» DIRECTIONS: Each entry below is to be printed verbatim.

╔══

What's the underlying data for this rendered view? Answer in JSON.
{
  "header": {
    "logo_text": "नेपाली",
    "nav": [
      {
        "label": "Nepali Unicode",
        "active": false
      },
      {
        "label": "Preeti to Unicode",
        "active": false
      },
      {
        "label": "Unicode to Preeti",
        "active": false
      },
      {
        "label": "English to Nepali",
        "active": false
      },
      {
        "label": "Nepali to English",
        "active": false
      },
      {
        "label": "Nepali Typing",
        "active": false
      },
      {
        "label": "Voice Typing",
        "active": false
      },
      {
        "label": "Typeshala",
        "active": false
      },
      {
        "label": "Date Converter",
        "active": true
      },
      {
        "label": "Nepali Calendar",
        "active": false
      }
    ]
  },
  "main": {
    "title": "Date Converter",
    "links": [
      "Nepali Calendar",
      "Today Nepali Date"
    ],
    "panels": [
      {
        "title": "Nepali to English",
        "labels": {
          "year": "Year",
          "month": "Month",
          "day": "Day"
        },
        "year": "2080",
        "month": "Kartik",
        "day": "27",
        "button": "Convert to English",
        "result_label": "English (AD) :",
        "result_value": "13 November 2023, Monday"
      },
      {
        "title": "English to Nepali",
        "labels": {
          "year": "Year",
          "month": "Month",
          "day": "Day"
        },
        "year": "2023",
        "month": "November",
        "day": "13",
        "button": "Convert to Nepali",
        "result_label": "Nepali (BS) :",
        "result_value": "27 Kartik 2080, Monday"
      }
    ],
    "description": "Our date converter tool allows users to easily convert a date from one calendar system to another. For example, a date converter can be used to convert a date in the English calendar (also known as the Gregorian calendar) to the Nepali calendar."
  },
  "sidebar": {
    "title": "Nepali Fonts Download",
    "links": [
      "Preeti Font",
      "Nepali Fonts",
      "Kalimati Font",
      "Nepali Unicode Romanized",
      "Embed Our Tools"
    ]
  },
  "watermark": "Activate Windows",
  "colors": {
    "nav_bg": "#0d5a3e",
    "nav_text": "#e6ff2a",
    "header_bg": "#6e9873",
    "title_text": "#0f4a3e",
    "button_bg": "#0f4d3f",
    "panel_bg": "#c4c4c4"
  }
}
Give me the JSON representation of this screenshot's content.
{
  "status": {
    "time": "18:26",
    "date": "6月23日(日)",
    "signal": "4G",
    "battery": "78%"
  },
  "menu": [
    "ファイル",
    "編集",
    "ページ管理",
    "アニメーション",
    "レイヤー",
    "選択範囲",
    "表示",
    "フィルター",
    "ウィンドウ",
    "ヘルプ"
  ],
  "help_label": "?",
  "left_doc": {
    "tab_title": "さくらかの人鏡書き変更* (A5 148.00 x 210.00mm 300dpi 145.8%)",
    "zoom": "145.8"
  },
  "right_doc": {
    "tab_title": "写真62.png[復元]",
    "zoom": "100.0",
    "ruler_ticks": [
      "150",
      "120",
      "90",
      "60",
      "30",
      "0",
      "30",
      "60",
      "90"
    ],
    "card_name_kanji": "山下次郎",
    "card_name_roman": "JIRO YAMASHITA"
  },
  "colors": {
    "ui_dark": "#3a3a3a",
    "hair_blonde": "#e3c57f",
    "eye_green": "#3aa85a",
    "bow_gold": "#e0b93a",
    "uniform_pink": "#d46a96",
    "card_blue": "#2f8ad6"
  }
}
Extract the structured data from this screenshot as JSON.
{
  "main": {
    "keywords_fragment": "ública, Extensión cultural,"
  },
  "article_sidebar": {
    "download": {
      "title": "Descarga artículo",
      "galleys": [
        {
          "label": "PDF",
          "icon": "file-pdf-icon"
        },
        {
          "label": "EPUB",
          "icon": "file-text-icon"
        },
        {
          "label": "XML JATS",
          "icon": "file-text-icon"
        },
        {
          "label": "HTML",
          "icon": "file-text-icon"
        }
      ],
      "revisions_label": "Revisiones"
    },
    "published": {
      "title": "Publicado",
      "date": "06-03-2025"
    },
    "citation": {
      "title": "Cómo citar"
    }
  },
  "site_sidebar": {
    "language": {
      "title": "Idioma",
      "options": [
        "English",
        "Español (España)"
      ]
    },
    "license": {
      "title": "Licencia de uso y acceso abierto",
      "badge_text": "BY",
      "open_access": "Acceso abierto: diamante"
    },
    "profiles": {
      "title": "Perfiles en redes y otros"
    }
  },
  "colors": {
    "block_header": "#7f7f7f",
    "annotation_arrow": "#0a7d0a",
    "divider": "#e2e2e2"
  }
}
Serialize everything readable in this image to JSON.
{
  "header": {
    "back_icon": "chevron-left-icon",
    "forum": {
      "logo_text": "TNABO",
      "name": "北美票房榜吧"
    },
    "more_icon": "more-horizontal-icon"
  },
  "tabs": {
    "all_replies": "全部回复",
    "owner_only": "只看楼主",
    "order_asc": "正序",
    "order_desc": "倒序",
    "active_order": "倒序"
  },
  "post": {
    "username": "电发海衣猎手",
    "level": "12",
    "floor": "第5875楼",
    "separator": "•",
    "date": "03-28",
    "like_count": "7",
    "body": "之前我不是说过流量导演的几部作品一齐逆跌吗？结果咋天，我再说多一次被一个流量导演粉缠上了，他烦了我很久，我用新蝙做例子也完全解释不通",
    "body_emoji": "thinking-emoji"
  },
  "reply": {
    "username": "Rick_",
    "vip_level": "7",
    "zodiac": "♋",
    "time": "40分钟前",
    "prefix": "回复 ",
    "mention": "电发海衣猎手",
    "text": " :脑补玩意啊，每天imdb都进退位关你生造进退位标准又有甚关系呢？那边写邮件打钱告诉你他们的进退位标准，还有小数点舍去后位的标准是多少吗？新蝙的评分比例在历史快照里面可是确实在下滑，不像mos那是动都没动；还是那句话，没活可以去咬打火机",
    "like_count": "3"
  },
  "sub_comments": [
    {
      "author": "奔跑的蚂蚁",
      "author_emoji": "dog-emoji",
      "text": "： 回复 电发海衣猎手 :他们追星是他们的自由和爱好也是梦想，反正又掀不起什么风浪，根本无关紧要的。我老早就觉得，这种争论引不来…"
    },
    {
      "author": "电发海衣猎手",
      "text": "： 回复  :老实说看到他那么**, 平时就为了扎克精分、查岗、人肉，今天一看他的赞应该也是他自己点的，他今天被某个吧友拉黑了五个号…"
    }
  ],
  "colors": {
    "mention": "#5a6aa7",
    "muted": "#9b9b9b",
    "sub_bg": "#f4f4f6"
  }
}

╚══

» RESULT FOR THIS EXERCISE:
What's the underlying data for this rendered view? Answer in JSON.
{
  "header": {
    "logo_text": "नेपाली",
    "nav": [
      {
        "label": "Nepali Unicode",
        "active": false
      },
      {
        "label": "Preeti to Unicode",
        "active": false
      },
      {
        "label": "Unicode to Preeti",
        "active": false
      },
      {
        "label": "English to Nepali",
        "active": false
      },
      {
        "label": "Nepali to English",
        "active": false
      },
      {
        "label": "Nepali Typing",
        "active": false
      },
      {
        "label": "Voice Typing",
        "active": false
      },
      {
        "label": "Typeshala",
        "active": false
      },
      {
        "label": "Date Converter",
        "active": true
      },
      {
        "label": "Nepali Calendar",
        "active": false
      }
    ]
  },
  "main": {
    "title": "Date Converter",
    "links": [
      "Nepali Calendar",
      "Today Nepali Date"
    ],
    "panels": [
      {
        "title": "Nepali to English",
        "labels": {
          "year": "Year",
          "month": "Month",
          "day": "Day"
        },
        "year": "2080",
        "month": "Kartik",
        "day": "27",
        "button": "Convert to English",
        "result_label": "English (AD) :",
        "result_value": "13 November 2023, Monday"
      },
      {
        "title": "English to Nepali",
        "labels": {
          "year": "Year",
          "month": "Month",
          "day": "Day"
        },
        "year": "2023",
        "month": "November",
        "day": "13",
        "button": "Convert to Nepali",
        "result_label": "Nepali (BS) :",
        "result_value": "27 Kartik 2080, Monday"
      }
    ],
    "description": "Our date converter tool allows users to easily convert a date from one calendar system to another. For example, a date converter can be used to convert a date in the English calendar (also known as the Gregorian calendar) to the Nepali calendar."
  },
  "sidebar": {
    "title": "Nepali Fonts Download",
    "links": [
      "Preeti Font",
      "Nepali Fonts",
      "Kalimati Font",
      "Nepali Unicode Romanized",
      "Embed Our Tools"
    ]
  },
  "watermark": "Activate Windows",
  "colors": {
    "nav_bg": "#0d5a3e",
    "nav_text": "#e6ff2a",
    "header_bg": "#6e9873",
    "title_text": "#0f4a3e",
    "button_bg": "#0f4d3f",
    "panel_bg": "#c4c4c4"
  }
}
Give me the JSON representation of this screenshot's content.
{
  "status": {
    "time": "18:26",
    "date": "6月23日(日)",
    "signal": "4G",
    "battery": "78%"
  },
  "menu": [
    "ファイル",
    "編集",
    "ページ管理",
    "アニメーション",
    "レイヤー",
    "選択範囲",
    "表示",
    "フィルター",
    "ウィンドウ",
    "ヘルプ"
  ],
  "help_label": "?",
  "left_doc": {
    "tab_title": "さくらかの人鏡書き変更* (A5 148.00 x 210.00mm 300dpi 145.8%)",
    "zoom": "145.8"
  },
  "right_doc": {
    "tab_title": "写真62.png[復元]",
    "zoom": "100.0",
    "ruler_ticks": [
      "150",
      "120",
      "90",
      "60",
      "30",
      "0",
      "30",
      "60",
      "90"
    ],
    "card_name_kanji": "山下次郎",
    "card_name_roman": "JIRO YAMASHITA"
  },
  "colors": {
    "ui_dark": "#3a3a3a",
    "hair_blonde": "#e3c57f",
    "eye_green": "#3aa85a",
    "bow_gold": "#e0b93a",
    "uniform_pink": "#d46a96",
    "card_blue": "#2f8ad6"
  }
}
Extract the structured data from this screenshot as JSON.
{
  "main": {
    "keywords_fragment": "ública, Extensión cultural,"
  },
  "article_sidebar": {
    "download": {
      "title": "Descarga artículo",
      "galleys": [
        {
          "label": "PDF",
          "icon": "file-pdf-icon"
        },
        {
          "label": "EPUB",
          "icon": "file-text-icon"
        },
        {
          "label": "XML JATS",
          "icon": "file-text-icon"
        },
        {
          "label": "HTML",
          "icon": "file-text-icon"
        }
      ],
      "revisions_label": "Revisiones"
    },
    "published": {
      "title": "Publicado",
      "date": "06-03-2025"
    },
    "citation": {
      "title": "Cómo citar"
    }
  },
  "site_sidebar": {
    "language": {
      "title": "Idioma",
      "options": [
        "English",
        "Español (España)"
      ]
    },
    "license": {
      "title": "Licencia de uso y acceso abierto",
      "badge_text": "BY",
      "open_access": "Acceso abierto: diamante"
    },
    "profiles": {
      "title": "Perfiles en redes y otros"
    }
  },
  "colors": {
    "block_header": "#7f7f7f",
    "annotation_arrow": "#0a7d0a",
    "divider": "#e2e2e2"
  }
}
Serialize everything readable in this image to JSON.
{
  "header": {
    "back_icon": "chevron-left-icon",
    "forum": {
      "logo_text": "TNABO",
      "name": "北美票房榜吧"
    },
    "more_icon": "more-horizontal-icon"
  },
  "tabs": {
    "all_replies": "全部回复",
    "owner_only": "只看楼主",
    "order_asc": "正序",
    "order_desc": "倒序",
    "active_order": "倒序"
  },
  "post": {
    "username": "电发海衣猎手",
    "level": "12",
    "floor": "第5875楼",
    "separator": "•",
    "date": "03-28",
    "like_count": "7",
    "body": "之前我不是说过流量导演的几部作品一齐逆跌吗？结果咋天，我再说多一次被一个流量导演粉缠上了，他烦了我很久，我用新蝙做例子也完全解释不通",
    "body_emoji": "thinking-emoji"
  },
  "reply": {
    "username": "Rick_",
    "vip_level": "7",
    "zodiac": "♋",
    "time": "40分钟前",
    "prefix": "回复 ",
    "mention": "电发海衣猎手",
    "text": " :脑补玩意啊，每天imdb都进退位关你生造进退位标准又有甚关系呢？那边写邮件打钱告诉你他们的进退位标准，还有小数点舍去后位的标准是多少吗？新蝙的评分比例在历史快照里面可是确实在下滑，不像mos那是动都没动；还是那句话，没活可以去咬打火机",
    "like_count": "3"
  },
  "sub_comments": [
    {
      "author": "奔跑的蚂蚁",
      "author_emoji": "dog-emoji",
      "text": "： 回复 电发海衣猎手 :他们追星是他们的自由和爱好也是梦想，反正又掀不起什么风浪，根本无关紧要的。我老早就觉得，这种争论引不来…"
    },
    {
      "author": "电发海衣猎手",
      "text": "： 回复  :老实说看到他那么**, 平时就为了扎克精分、查岗、人肉，今天一看他的赞应该也是他自己点的，他今天被某个吧友拉黑了五个号…"
    }
  ],
  "colors": {
    "mention": "#5a6aa7",
    "muted": "#9b9b9b",
    "sub_bg": "#f4f4f6"
  }
}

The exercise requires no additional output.